Java BigDecimal difference

Question

I wanted to see if anyone can explain why the following code works with valueOf but not others.

import java.math.BigDecimal; 
public class Change {
   public static void main(String args[]) {
     double a = 4.00d;
     double b = 3.10d;
     BigDecimal a1 = new BigDecimal(a);
     BigDecimal b1 = new BigDecimal(b);
     BigDecimal diff = a1.subtract(b1);
     System.out.println("Double difference");
     System.out.println(diff);

     float c = 4.00f;
     float d = 3.10f;
     BigDecimal a2 = new BigDecimal(c);
     BigDecimal b2 = new BigDecimal(d);
     BigDecimal diff2 = a2.subtract(b2);
     System.out.println("Float difference");
     System.out.println(diff2);

     System.out.println("Valueof Difference");
     System.out.println(BigDecimal.valueOf(4.00).subtract(BigDecimal.valueOf(3.10)));

   }
 }

The output looks like:

>java Change
 Double difference
  0.899999999999999911182158029987476766109466552734375
 Float difference
  0.900000095367431640625
 Valueof Difference
 0.9

My question is: What does valueOf() do to get the precision? Is there any other way of getting the correct result without rounding off to the 2 digits manually?

thanks,

Answer 1

Looking at the source code for BigDecimal, it does:

public static BigDecimal valueOf(double val) {
    // Reminder: a zero double returns '0.0', so we cannot fastpath
    // to use the constant ZERO.  This might be important enough to
    // justify a factory approach, a cache, or a few private
    // constants, later.
    return new BigDecimal(Double.toString(val));
}

From its JavaDoc:

Translates a double into a BigDecimal, using the double's canonical string representation provided by the Double.toString(double) method.

Note: This is generally the preferred way to convert a double (or float) into a BigDecimal, as the value returned is equal to that resulting from constructing a BigDecimal from the result of using Double.toString(double).

Because of floating-point representation, a double value is not exactly what you set it as. However, during String representation, it rounds off what it displays. (All of the rules are on it's JavaDoc).

Furthermore, because of this rounding, if you did:

BigDecimal d = BigDecimal.valueOf(4.00000000000000000000000000000000001));

you would get the wrong value. (d == 4.0)

So, it's pretty much always better to initialize these with strings.

Answer 2

The valueOf works because it calls Double.toString. from the Javadoc:

public static BigDecimal valueOf(double val)

    Translates a double into a BigDecimal, using the double's

canonical string representation provided by the Double.toString(double) method.

Records from a dataset
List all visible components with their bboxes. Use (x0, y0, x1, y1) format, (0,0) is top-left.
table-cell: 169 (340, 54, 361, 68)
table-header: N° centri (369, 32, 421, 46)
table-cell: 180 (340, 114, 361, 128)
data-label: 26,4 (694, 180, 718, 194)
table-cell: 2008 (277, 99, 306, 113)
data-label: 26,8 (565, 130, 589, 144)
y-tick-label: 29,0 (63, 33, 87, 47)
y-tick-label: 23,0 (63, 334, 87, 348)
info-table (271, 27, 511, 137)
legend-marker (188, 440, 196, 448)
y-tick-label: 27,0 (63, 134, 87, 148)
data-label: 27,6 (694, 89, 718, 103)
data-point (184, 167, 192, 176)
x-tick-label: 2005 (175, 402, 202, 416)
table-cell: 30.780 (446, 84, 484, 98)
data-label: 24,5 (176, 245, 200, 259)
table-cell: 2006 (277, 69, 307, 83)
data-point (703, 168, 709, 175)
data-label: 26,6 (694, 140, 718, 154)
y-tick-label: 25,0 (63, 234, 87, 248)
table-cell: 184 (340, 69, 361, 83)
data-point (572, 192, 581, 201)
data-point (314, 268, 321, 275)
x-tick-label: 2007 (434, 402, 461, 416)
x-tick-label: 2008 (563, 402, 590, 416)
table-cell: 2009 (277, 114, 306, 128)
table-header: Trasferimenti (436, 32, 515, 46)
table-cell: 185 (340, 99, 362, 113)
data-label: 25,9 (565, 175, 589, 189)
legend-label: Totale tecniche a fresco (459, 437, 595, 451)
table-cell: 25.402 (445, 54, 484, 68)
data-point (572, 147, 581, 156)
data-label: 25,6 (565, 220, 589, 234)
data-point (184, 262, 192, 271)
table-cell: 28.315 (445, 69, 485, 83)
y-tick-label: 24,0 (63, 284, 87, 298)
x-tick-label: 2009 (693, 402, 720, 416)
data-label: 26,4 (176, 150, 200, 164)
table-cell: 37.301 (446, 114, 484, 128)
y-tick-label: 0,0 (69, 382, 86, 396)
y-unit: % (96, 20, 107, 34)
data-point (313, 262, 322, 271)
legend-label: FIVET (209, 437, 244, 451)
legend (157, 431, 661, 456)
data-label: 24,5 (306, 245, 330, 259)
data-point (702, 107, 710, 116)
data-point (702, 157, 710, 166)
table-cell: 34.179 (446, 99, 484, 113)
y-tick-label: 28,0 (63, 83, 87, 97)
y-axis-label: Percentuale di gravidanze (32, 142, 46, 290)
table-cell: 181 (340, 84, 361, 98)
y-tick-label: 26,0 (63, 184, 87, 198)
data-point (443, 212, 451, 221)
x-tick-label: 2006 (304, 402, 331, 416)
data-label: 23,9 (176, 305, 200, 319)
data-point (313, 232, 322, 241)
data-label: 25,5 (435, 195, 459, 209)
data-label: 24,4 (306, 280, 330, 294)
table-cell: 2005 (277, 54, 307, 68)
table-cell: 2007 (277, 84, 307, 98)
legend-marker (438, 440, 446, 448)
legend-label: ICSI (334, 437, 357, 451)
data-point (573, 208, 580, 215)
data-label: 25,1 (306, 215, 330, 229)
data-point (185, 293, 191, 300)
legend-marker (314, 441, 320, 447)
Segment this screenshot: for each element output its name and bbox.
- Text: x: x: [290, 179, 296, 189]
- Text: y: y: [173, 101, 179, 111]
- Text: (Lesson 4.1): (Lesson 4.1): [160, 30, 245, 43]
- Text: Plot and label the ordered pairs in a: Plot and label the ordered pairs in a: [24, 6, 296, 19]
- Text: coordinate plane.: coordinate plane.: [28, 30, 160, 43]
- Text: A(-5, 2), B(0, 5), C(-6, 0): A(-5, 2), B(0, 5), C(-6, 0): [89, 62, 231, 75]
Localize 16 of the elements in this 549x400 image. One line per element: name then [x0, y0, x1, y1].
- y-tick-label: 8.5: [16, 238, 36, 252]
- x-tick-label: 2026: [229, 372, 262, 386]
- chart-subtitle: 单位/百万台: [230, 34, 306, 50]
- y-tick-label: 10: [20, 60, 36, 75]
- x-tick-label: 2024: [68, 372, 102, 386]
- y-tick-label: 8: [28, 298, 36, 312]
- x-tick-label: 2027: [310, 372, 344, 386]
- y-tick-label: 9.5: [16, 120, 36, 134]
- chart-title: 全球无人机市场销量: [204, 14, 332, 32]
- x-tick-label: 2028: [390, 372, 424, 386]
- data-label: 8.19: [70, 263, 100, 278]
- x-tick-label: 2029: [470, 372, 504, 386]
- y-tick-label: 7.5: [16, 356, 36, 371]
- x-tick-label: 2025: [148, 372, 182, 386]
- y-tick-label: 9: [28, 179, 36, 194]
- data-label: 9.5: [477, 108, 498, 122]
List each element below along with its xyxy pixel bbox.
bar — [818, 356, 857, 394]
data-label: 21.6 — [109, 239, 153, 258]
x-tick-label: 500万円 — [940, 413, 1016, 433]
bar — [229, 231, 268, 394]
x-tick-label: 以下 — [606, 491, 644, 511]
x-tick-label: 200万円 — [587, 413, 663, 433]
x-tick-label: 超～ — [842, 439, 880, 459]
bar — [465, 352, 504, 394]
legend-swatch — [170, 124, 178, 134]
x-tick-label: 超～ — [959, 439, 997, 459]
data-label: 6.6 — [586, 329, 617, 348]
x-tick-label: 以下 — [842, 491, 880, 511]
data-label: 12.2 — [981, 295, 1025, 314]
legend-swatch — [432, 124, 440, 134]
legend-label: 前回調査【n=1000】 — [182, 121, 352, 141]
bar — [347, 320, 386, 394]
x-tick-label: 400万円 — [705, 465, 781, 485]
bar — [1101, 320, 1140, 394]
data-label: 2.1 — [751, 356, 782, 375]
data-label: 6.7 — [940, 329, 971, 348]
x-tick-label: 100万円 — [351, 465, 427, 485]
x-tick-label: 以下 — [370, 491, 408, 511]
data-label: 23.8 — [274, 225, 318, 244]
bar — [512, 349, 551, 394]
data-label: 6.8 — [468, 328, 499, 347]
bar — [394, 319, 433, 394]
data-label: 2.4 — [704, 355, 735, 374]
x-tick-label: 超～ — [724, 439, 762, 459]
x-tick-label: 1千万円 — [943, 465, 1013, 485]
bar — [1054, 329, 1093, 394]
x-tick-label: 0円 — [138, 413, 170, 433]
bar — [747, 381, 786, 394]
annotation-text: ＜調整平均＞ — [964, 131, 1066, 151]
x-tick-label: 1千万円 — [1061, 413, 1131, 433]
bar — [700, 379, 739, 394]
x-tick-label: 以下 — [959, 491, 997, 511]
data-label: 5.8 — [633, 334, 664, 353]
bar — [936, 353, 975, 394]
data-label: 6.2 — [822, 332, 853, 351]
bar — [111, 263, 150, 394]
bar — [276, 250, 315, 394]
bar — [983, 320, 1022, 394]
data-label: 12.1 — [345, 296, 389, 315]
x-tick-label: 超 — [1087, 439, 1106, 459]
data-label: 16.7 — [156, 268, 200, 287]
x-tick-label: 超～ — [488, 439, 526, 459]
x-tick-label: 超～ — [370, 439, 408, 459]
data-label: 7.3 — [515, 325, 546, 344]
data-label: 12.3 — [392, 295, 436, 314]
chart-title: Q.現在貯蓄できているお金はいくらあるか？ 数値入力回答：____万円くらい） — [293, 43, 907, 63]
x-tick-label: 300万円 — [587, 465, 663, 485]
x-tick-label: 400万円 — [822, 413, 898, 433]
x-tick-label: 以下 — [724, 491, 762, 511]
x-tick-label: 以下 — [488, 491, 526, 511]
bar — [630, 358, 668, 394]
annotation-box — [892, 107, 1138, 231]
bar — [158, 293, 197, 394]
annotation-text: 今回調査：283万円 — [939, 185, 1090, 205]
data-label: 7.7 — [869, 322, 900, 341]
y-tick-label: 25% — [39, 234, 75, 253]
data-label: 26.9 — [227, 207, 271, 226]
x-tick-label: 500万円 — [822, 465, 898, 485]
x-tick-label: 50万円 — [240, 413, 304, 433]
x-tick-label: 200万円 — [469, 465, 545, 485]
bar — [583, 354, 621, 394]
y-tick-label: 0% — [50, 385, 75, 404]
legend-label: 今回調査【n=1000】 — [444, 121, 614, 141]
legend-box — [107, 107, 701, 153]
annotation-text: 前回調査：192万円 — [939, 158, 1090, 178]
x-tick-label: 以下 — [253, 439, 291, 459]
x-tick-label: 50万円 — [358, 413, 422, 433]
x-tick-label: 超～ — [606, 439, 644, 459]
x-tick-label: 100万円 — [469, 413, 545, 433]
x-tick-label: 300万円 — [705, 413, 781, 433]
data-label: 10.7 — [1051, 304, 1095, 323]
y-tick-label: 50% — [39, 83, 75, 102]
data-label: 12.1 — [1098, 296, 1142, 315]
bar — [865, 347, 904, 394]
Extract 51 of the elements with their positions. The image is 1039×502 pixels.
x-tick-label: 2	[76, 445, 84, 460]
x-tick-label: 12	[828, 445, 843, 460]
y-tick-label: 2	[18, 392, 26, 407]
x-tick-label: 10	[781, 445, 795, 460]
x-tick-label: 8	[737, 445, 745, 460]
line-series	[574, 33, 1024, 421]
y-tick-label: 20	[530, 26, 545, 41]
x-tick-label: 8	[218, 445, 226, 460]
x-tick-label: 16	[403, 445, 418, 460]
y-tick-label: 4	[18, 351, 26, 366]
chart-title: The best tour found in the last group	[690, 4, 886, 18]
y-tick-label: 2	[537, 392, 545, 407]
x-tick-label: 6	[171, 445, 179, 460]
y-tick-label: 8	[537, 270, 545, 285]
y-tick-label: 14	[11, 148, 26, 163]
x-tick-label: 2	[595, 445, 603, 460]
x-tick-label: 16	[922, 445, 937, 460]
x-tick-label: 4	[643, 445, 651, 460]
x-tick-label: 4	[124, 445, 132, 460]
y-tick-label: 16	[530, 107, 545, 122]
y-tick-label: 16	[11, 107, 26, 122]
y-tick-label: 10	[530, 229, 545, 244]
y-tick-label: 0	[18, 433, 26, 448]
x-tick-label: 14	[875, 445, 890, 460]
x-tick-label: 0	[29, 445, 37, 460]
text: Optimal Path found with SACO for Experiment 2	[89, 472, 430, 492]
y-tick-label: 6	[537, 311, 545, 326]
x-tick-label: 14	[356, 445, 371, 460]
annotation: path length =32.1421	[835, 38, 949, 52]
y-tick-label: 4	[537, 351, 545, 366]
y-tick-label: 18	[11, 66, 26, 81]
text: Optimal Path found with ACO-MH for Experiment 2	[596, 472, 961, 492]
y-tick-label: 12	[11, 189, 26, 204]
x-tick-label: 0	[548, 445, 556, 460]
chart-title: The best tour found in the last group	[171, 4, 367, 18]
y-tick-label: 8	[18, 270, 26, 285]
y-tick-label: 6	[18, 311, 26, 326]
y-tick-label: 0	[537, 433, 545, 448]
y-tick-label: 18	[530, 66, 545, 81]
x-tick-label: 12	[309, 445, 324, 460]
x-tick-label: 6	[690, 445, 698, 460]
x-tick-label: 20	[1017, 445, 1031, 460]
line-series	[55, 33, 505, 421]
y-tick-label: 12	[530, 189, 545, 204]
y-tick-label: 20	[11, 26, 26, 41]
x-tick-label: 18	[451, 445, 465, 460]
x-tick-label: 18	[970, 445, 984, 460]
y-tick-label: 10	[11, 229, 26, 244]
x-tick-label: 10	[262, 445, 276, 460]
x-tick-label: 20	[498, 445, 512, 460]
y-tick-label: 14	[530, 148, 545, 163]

# EXERCISES
1. Answer these questions about the Java BigDecimal thread:
(a) What does the program print under "Valueof Difference"?
(b) According to the source code shown in Answer 1, what does valueOf(double val) pass to the BigDecimal constructor?
(c) What does Answer 1 say it is pretty much always better to initialize these with?
2. Copy the records exactly, from the first line of the records up to and including the line containing "x-tick-label: 2007 (434, 402, 461, 416)".

# COMPLETED EXERCISE
1.
(a) 0.9
(b) Double.toString(val)
(c) Strings

2.
List all visible components with their bboxes. Use (x0, y0, x1, y1) format, (0,0) is top-left.
table-cell: 169 (340, 54, 361, 68)
table-header: N° centri (369, 32, 421, 46)
table-cell: 180 (340, 114, 361, 128)
data-label: 26,4 (694, 180, 718, 194)
table-cell: 2008 (277, 99, 306, 113)
data-label: 26,8 (565, 130, 589, 144)
y-tick-label: 29,0 (63, 33, 87, 47)
y-tick-label: 23,0 (63, 334, 87, 348)
info-table (271, 27, 511, 137)
legend-marker (188, 440, 196, 448)
y-tick-label: 27,0 (63, 134, 87, 148)
data-label: 27,6 (694, 89, 718, 103)
data-point (184, 167, 192, 176)
x-tick-label: 2005 (175, 402, 202, 416)
table-cell: 30.780 (446, 84, 484, 98)
data-label: 24,5 (176, 245, 200, 259)
table-cell: 2006 (277, 69, 307, 83)
data-point (703, 168, 709, 175)
data-label: 26,6 (694, 140, 718, 154)
y-tick-label: 25,0 (63, 234, 87, 248)
table-cell: 184 (340, 69, 361, 83)
data-point (572, 192, 581, 201)
data-point (314, 268, 321, 275)
x-tick-label: 2007 (434, 402, 461, 416)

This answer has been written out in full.